* _WHAT THE EXERCISE ASKS_
Omit all images. Write out the rest of the material exactly.

* _MATERIAL FOR THIS EXERCISE_

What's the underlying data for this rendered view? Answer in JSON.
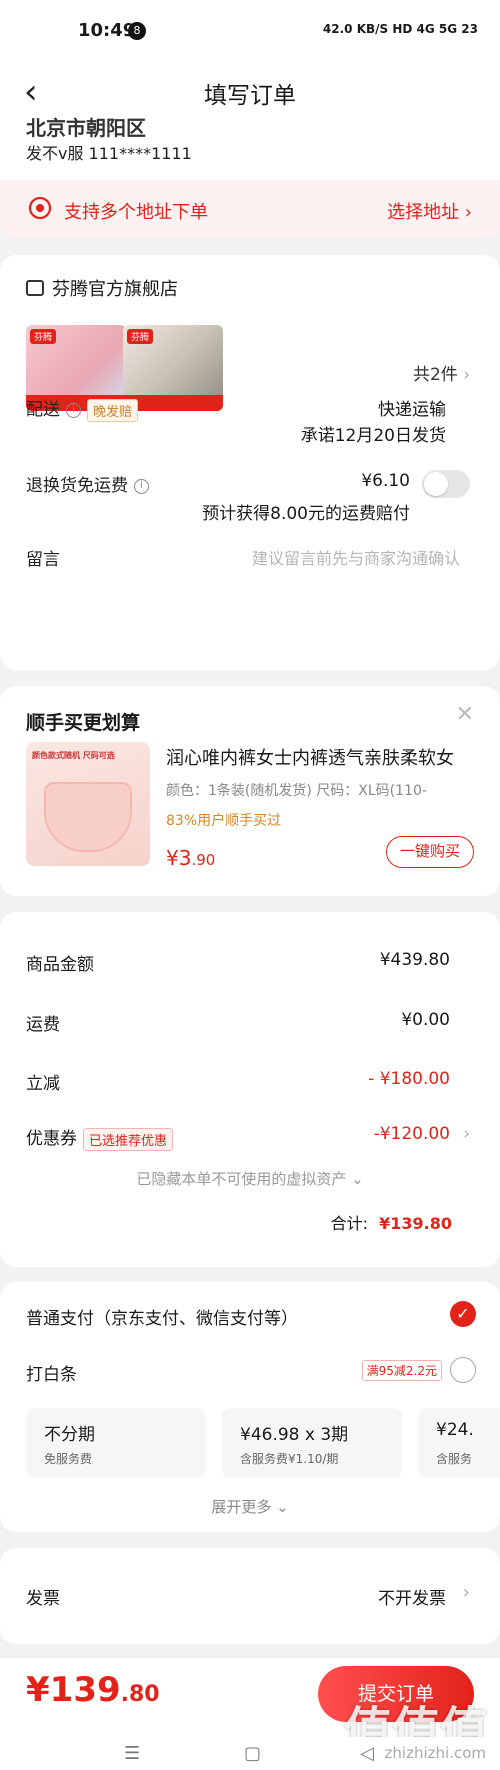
{
  "status_bar": {
    "time": "10:49",
    "badge": "8",
    "right_text": "42.0 KB/S  HD  4G  5G  23"
  },
  "nav": {
    "title": "填写订单"
  },
  "address": {
    "partial_text": "北京市朝阳区",
    "person": "发不v服  111****1111"
  },
  "multi_address": {
    "label": "支持多个地址下单",
    "action": "选择地址 ›"
  },
  "shop": {
    "name": "芬腾官方旗舰店",
    "item_count": "共2件",
    "product_logo": "芬腾"
  },
  "delivery": {
    "label": "配送",
    "tag": "晚发赔",
    "method": "快递运输",
    "promise": "承诺12月20日发货"
  },
  "return_shipping": {
    "label": "退换货免运费",
    "price": "¥6.10",
    "note": "预计获得8.00元的运费赔付"
  },
  "message": {
    "label": "留言",
    "placeholder": "建议留言前先与商家沟通确认"
  },
  "recommend": {
    "title": "顺手买更划算",
    "close": "✕",
    "image_caption": "颜色款式随机 尺码可选",
    "name": "润心唯内裤女士内裤透气亲肤柔软女",
    "spec": "颜色：1条装(随机发货)   尺码：XL码(110-",
    "hint": "83%用户顺手买过",
    "price_main": "¥3",
    "price_dec": ".90",
    "button": "一键购买"
  },
  "amounts": {
    "goods_label": "商品金额",
    "goods_value": "¥439.80",
    "freight_label": "运费",
    "freight_value": "¥0.00",
    "discount_label": "立减",
    "discount_value": "- ¥180.00",
    "coupon_label": "优惠券",
    "coupon_tag": "已选推荐优惠",
    "coupon_value": "-¥120.00",
    "hidden_note": "已隐藏本单不可使用的虚拟资产 ⌄",
    "total_label": "合计:",
    "total_value": "¥139.80"
  },
  "payment": {
    "normal_label": "普通支付（京东支付、微信支付等）",
    "baitiao_label": "打白条",
    "baitiao_promo": "满95减2.2元",
    "installments": [
      {
        "title": "不分期",
        "sub": "免服务费"
      },
      {
        "title": "¥46.98 x 3期",
        "sub": "含服务费¥1.10/期"
      },
      {
        "title": "¥24.",
        "sub": "含服务"
      }
    ],
    "expand": "展开更多 ⌄"
  },
  "invoice": {
    "label": "发票",
    "value": "不开发票"
  },
  "bottom": {
    "total_main": "¥139",
    "total_dec": ".80",
    "submit": "提交订单"
  },
  "watermark": {
    "mark": "值值值",
    "site": "zhizhizhi.com"
  },
  "colors": {
    "accent": "#e2231a",
    "tag_orange": "#d4852a"
  }
}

* _TASK OUTPUT_
What's the underlying data for this rendered view? Answer in JSON.
{
  "status_bar": {
    "time": "10:49",
    "badge": "8",
    "right_text": "42.0 KB/S  HD  4G  5G  23"
  },
  "nav": {
    "title": "填写订单"
  },
  "address": {
    "partial_text": "北京市朝阳区",
    "person": "发不v服  111****1111"
  },
  "multi_address": {
    "label": "支持多个地址下单",
    "action": "选择地址 ›"
  },
  "shop": {
    "name": "芬腾官方旗舰店",
    "item_count": "共2件",
    "product_logo": "芬腾"
  },
  "delivery": {
    "label": "配送",
    "tag": "晚发赔",
    "method": "快递运输",
    "promise": "承诺12月20日发货"
  },
  "return_shipping": {
    "label": "退换货免运费",
    "price": "¥6.10",
    "note": "预计获得8.00元的运费赔付"
  },
  "message": {
    "label": "留言",
    "placeholder": "建议留言前先与商家沟通确认"
  },
  "recommend": {
    "title": "顺手买更划算",
    "close": "✕",
    "image_caption": "颜色款式随机 尺码可选",
    "name": "润心唯内裤女士内裤透气亲肤柔软女",
    "spec": "颜色：1条装(随机发货)   尺码：XL码(110-",
    "hint": "83%用户顺手买过",
    "price_main": "¥3",
    "price_dec": ".90",
    "button": "一键购买"
  },
  "amounts": {
    "goods_label": "商品金额",
    "goods_value": "¥439.80",
    "freight_label": "运费",
    "freight_value": "¥0.00",
    "discount_label": "立减",
    "discount_value": "- ¥180.00",
    "coupon_label": "优惠券",
    "coupon_tag": "已选推荐优惠",
    "coupon_value": "-¥120.00",
    "hidden_note": "已隐藏本单不可使用的虚拟资产 ⌄",
    "total_label": "合计:",
    "total_value": "¥139.80"
  },
  "payment": {
    "normal_label": "普通支付（京东支付、微信支付等）",
    "baitiao_label": "打白条",
    "baitiao_promo": "满95减2.2元",
    "installments": [
      {
        "title": "不分期",
        "sub": "免服务费"
      },
      {
        "title": "¥46.98 x 3期",
        "sub": "含服务费¥1.10/期"
      },
      {
        "title": "¥24.",
        "sub": "含服务"
      }
    ],
    "expand": "展开更多 ⌄"
  },
  "invoice": {
    "label": "发票",
    "value": "不开发票"
  },
  "bottom": {
    "total_main": "¥139",
    "total_dec": ".80",
    "submit": "提交订单"
  },
  "watermark": {
    "mark": "值值值",
    "site": "zhizhizhi.com"
  },
  "colors": {
    "accent": "#e2231a",
    "tag_orange": "#d4852a"
  }
}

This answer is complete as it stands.